— begin Information supplied —
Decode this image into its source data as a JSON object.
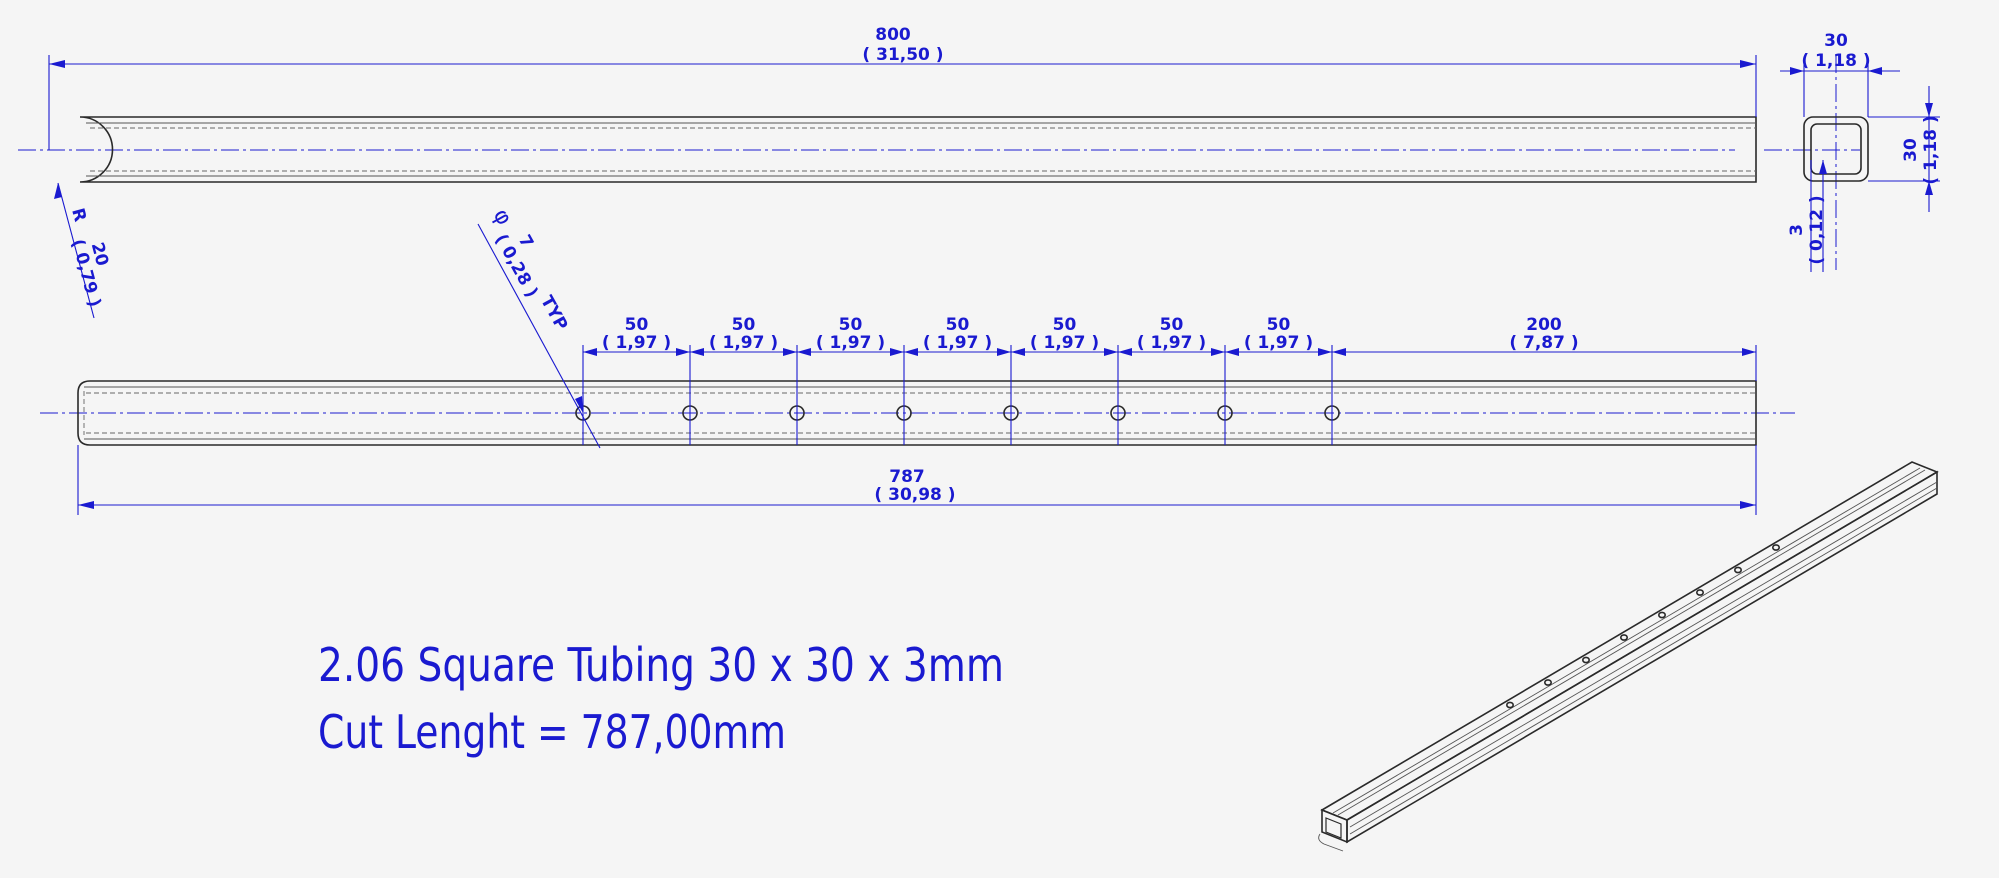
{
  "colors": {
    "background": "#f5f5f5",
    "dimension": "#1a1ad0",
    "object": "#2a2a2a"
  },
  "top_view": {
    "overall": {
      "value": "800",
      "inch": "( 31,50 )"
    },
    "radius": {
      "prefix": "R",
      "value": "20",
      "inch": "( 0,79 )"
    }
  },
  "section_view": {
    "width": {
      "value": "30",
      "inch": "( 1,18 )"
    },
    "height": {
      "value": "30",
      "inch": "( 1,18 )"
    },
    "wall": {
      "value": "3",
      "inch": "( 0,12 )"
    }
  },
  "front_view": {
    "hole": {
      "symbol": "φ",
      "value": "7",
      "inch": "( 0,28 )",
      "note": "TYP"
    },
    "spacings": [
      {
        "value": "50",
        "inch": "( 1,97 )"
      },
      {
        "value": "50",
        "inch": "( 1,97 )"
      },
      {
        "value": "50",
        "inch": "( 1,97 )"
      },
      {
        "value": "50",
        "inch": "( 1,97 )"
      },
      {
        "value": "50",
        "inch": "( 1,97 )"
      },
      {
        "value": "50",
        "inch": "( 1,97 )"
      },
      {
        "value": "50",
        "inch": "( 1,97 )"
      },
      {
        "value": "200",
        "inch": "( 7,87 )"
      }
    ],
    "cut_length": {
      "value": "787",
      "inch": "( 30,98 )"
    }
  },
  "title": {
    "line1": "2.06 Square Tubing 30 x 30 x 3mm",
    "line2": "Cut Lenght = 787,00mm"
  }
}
— end Information supplied —
— begin Information supplied —
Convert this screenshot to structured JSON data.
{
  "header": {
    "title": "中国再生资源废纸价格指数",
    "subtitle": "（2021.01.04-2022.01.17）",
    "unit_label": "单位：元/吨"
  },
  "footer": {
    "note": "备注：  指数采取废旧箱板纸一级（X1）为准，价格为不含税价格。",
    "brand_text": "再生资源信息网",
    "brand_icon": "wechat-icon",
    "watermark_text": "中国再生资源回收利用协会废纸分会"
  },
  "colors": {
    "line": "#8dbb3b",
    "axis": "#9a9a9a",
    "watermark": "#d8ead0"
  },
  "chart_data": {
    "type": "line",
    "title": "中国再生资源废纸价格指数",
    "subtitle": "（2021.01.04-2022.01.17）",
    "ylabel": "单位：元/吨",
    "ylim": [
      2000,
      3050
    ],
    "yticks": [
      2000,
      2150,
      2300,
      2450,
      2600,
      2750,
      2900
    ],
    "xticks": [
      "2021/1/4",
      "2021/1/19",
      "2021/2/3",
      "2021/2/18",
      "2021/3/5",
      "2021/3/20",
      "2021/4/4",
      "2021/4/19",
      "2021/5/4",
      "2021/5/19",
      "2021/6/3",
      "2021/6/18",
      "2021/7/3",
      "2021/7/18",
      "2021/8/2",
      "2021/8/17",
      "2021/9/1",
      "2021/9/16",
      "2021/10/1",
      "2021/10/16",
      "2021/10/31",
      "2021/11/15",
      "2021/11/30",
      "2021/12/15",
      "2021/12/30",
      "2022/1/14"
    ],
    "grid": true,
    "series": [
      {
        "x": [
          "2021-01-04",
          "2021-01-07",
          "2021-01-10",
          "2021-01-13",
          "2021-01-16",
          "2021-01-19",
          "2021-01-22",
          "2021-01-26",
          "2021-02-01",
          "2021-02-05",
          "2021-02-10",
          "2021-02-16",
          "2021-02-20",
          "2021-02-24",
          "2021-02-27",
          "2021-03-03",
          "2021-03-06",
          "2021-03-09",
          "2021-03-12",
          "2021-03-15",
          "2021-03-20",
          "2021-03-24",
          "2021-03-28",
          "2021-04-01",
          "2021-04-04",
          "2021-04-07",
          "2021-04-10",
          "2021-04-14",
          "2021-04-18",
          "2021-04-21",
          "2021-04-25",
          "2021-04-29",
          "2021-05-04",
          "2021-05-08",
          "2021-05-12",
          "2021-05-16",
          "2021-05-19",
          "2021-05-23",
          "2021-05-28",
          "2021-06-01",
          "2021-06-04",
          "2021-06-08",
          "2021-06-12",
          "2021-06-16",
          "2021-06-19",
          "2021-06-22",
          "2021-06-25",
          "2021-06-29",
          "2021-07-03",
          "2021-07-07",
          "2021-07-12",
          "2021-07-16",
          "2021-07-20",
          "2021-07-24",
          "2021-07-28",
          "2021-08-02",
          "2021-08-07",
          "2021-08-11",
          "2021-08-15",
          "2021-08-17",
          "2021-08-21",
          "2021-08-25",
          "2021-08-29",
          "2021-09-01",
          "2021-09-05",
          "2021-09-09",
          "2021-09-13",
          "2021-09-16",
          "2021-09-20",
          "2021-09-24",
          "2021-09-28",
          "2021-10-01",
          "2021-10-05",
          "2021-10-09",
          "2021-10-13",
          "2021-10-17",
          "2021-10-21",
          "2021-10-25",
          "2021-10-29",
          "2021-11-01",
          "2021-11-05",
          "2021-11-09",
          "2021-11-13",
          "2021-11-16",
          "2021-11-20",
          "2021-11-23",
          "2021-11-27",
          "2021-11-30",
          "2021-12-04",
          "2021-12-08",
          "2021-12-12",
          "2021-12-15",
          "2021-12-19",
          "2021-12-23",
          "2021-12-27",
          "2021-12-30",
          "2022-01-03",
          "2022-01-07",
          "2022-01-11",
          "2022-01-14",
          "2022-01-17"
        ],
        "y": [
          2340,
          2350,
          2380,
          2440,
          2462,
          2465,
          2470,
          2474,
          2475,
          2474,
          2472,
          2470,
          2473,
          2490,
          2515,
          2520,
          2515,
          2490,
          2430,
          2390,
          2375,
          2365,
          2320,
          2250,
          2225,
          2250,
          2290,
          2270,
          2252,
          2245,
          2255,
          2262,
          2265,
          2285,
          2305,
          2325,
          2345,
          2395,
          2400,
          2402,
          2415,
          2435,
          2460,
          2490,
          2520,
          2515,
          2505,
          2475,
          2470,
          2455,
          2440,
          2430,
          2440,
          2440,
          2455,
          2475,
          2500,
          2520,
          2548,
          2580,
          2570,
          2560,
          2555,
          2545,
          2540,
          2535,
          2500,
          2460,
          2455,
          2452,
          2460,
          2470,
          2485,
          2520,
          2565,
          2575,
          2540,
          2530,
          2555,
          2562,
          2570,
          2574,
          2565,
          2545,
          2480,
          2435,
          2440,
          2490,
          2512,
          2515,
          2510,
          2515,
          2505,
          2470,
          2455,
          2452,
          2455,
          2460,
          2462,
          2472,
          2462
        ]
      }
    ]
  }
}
— end Information supplied —
— begin Information supplied —
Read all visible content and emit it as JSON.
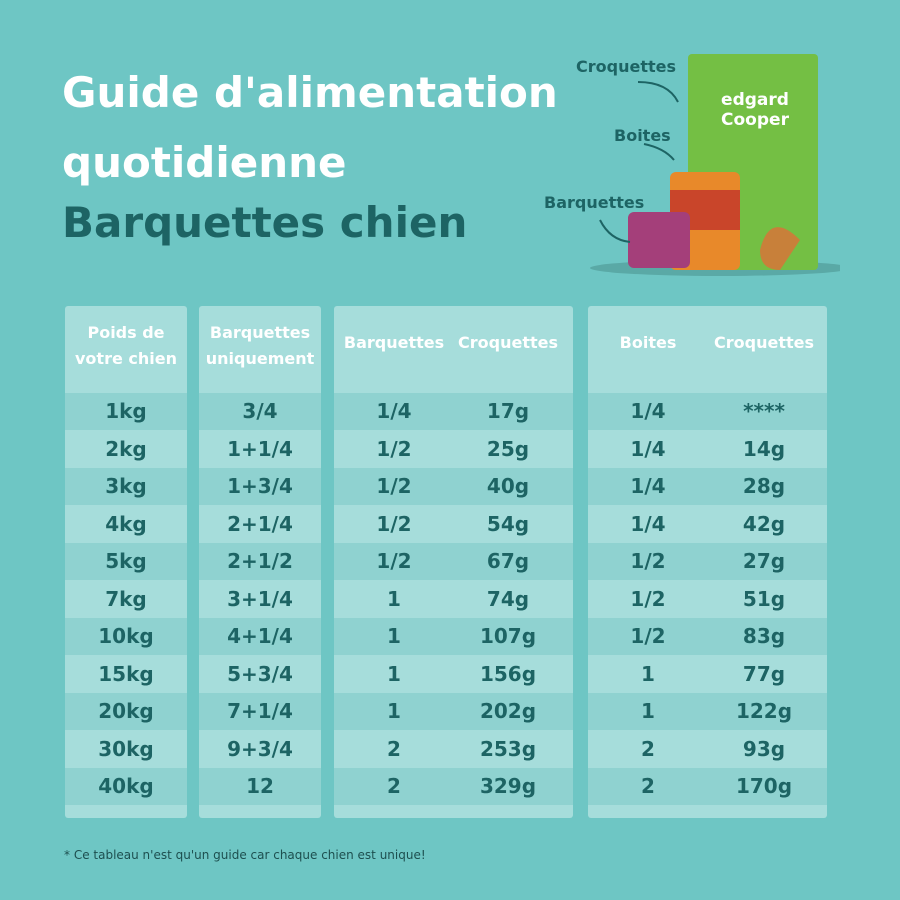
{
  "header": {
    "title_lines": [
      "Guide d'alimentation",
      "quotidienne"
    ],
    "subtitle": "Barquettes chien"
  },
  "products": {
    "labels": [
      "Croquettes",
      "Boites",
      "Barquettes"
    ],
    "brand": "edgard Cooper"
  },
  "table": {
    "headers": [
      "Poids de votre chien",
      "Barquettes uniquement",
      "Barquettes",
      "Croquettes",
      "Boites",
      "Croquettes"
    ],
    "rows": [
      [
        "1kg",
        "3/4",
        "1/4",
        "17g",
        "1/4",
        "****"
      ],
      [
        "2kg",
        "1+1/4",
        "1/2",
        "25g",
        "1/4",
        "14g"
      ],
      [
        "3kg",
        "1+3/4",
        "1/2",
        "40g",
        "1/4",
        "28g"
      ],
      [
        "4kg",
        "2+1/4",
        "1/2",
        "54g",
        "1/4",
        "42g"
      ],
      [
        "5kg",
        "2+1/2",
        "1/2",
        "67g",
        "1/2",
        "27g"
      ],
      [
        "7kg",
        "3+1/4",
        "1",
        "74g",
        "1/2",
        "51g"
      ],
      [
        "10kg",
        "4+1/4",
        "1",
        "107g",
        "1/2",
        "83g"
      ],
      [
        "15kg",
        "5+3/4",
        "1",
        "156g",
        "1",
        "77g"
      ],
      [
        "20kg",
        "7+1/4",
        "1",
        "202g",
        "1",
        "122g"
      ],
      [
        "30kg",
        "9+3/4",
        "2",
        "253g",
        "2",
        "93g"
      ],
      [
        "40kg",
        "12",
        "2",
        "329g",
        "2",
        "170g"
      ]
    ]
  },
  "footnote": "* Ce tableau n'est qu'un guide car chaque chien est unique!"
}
— end Information supplied —
Tally every line of the listing that holds the string "JSON", then give the number by itself.

3